### Task directions
Work out how many lines hold the string "this". Give that number and nothing more.

:: Provided information

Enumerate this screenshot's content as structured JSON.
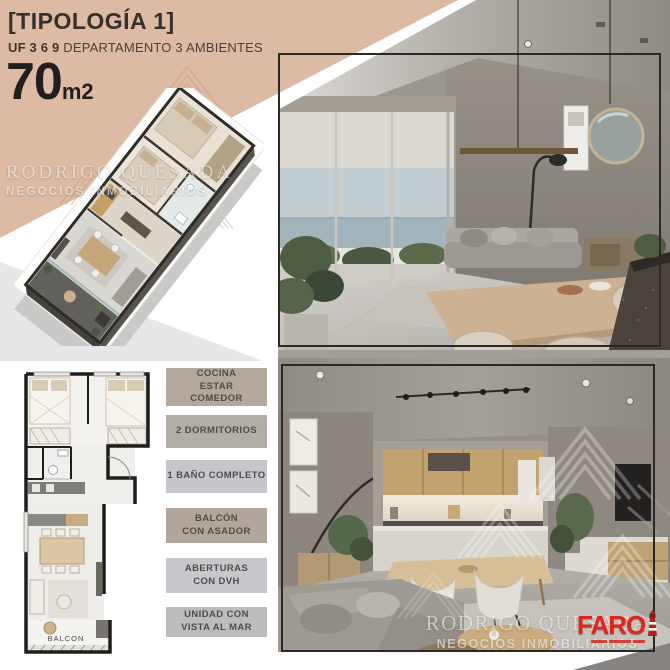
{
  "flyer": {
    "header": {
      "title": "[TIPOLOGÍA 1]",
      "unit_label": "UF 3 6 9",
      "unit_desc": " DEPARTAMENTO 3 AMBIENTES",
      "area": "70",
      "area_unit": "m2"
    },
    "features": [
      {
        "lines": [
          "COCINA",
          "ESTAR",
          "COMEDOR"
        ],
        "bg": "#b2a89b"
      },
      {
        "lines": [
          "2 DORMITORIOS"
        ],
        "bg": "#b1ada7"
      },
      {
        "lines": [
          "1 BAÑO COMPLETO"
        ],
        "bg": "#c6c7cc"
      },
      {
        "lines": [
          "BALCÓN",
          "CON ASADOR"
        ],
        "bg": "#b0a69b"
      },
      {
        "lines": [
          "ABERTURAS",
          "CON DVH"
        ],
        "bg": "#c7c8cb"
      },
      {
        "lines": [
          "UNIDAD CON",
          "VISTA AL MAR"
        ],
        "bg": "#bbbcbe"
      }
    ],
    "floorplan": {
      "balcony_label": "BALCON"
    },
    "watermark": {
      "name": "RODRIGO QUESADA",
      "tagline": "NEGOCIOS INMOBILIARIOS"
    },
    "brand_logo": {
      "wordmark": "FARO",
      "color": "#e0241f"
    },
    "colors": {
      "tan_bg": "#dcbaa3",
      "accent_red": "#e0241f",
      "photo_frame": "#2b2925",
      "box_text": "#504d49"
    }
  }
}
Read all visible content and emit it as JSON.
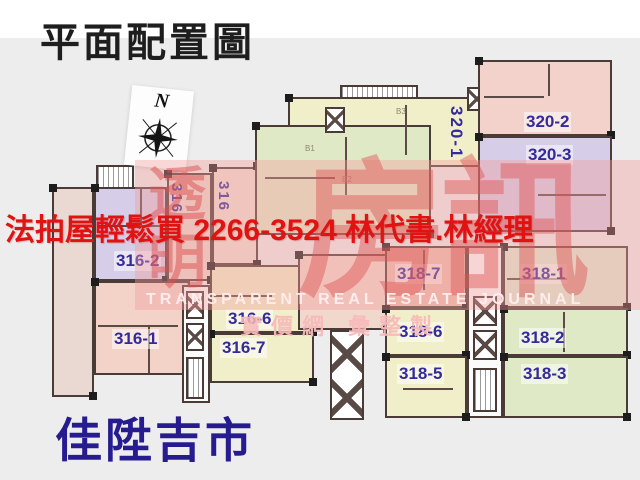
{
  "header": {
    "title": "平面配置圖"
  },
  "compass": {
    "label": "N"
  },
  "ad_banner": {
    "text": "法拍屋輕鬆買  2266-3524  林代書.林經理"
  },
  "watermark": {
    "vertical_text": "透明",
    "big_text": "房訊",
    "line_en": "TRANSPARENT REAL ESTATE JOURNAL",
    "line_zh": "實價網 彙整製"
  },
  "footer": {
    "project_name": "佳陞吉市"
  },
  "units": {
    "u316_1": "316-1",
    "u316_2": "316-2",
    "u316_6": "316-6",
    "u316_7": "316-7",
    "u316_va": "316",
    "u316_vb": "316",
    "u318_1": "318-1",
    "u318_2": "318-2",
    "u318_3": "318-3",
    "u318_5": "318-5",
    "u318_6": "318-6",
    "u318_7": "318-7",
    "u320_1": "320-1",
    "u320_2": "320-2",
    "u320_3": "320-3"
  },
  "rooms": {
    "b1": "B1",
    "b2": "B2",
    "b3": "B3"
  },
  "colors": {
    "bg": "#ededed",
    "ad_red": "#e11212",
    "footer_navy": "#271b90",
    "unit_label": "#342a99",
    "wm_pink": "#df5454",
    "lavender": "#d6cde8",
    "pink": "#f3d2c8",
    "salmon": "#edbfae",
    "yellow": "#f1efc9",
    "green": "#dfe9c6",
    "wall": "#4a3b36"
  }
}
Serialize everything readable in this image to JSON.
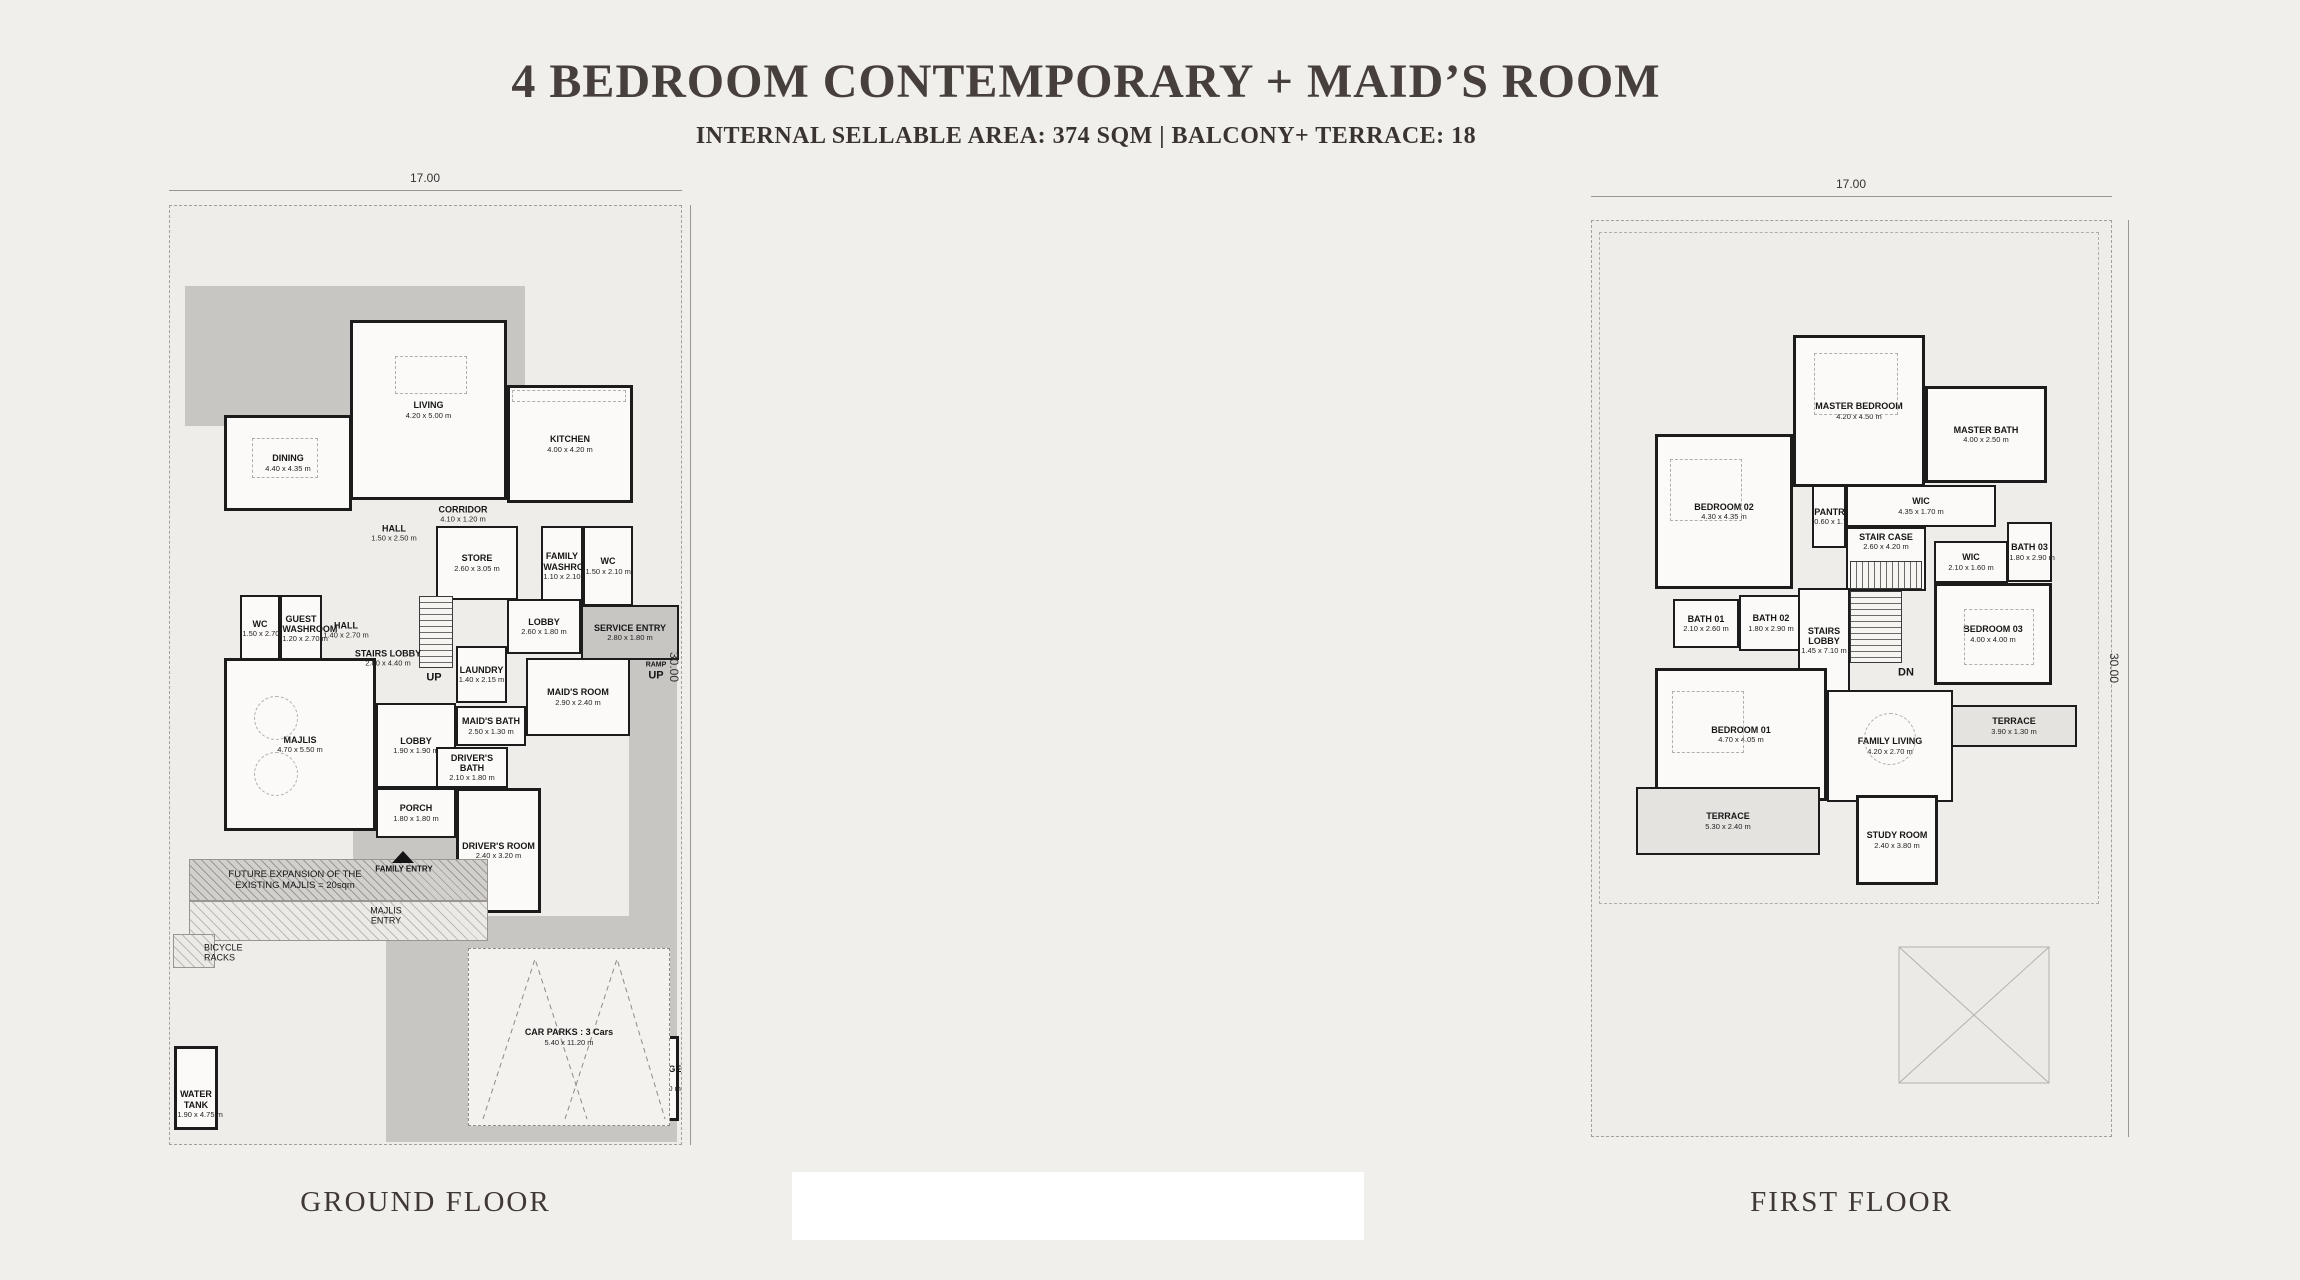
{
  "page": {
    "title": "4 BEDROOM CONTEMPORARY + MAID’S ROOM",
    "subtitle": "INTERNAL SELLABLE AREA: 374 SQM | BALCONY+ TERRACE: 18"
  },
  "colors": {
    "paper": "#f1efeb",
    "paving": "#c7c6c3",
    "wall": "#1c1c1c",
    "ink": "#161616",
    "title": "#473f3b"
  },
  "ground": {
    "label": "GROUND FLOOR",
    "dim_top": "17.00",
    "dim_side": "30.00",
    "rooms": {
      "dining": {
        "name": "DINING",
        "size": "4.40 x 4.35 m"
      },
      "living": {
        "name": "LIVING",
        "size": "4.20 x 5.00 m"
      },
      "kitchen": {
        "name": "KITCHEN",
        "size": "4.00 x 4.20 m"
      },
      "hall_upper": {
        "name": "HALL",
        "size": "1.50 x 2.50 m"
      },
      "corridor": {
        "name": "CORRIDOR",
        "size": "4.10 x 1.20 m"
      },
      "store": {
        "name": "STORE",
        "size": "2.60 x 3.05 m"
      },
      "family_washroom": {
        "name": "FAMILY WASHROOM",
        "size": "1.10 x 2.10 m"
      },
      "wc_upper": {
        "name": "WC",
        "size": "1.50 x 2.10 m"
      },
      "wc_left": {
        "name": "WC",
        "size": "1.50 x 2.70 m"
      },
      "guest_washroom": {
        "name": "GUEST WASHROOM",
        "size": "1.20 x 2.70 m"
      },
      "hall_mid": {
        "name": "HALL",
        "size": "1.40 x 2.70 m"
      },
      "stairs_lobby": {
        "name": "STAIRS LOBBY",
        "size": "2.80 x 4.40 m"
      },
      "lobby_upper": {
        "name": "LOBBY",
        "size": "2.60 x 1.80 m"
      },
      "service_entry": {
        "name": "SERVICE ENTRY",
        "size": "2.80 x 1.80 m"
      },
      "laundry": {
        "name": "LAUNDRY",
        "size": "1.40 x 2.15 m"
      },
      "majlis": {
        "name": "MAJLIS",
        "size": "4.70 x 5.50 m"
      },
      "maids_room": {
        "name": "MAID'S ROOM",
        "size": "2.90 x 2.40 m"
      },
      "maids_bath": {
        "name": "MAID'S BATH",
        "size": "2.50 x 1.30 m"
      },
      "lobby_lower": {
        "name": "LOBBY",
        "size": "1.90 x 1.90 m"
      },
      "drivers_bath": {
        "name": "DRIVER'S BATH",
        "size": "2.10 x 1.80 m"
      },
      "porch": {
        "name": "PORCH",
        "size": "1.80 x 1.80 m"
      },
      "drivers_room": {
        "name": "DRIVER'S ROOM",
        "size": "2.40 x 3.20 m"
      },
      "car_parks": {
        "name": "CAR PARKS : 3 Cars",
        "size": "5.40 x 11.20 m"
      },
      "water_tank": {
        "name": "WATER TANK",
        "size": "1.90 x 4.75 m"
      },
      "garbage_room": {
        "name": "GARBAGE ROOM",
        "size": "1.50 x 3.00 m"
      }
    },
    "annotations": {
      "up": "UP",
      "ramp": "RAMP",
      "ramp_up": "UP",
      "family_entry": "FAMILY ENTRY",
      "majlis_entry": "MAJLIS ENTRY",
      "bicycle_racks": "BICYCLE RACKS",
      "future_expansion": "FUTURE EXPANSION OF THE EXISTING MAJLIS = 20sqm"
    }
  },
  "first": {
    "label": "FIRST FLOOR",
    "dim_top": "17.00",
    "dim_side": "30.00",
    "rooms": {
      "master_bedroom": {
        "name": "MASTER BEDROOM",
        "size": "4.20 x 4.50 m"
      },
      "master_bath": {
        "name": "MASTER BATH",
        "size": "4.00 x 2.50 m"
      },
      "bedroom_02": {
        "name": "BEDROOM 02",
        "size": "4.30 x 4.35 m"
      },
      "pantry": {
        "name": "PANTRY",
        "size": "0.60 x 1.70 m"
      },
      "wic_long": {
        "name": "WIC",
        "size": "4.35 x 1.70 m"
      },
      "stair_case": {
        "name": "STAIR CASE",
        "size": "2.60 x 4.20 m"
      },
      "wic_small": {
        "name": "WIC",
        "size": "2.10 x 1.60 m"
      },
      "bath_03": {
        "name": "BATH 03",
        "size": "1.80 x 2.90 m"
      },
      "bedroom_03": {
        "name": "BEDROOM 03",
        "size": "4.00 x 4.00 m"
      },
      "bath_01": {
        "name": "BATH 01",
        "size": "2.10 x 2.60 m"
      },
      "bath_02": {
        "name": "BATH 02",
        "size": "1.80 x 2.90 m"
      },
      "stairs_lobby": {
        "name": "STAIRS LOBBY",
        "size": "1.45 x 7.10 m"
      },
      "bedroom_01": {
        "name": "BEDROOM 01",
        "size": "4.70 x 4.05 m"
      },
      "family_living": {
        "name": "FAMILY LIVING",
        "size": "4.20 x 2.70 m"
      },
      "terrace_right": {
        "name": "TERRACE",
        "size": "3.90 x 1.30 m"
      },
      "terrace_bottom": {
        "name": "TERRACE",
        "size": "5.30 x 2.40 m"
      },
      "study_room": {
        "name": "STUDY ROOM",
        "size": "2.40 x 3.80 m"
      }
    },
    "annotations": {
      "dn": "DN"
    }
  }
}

::::

### Result of the exercise
2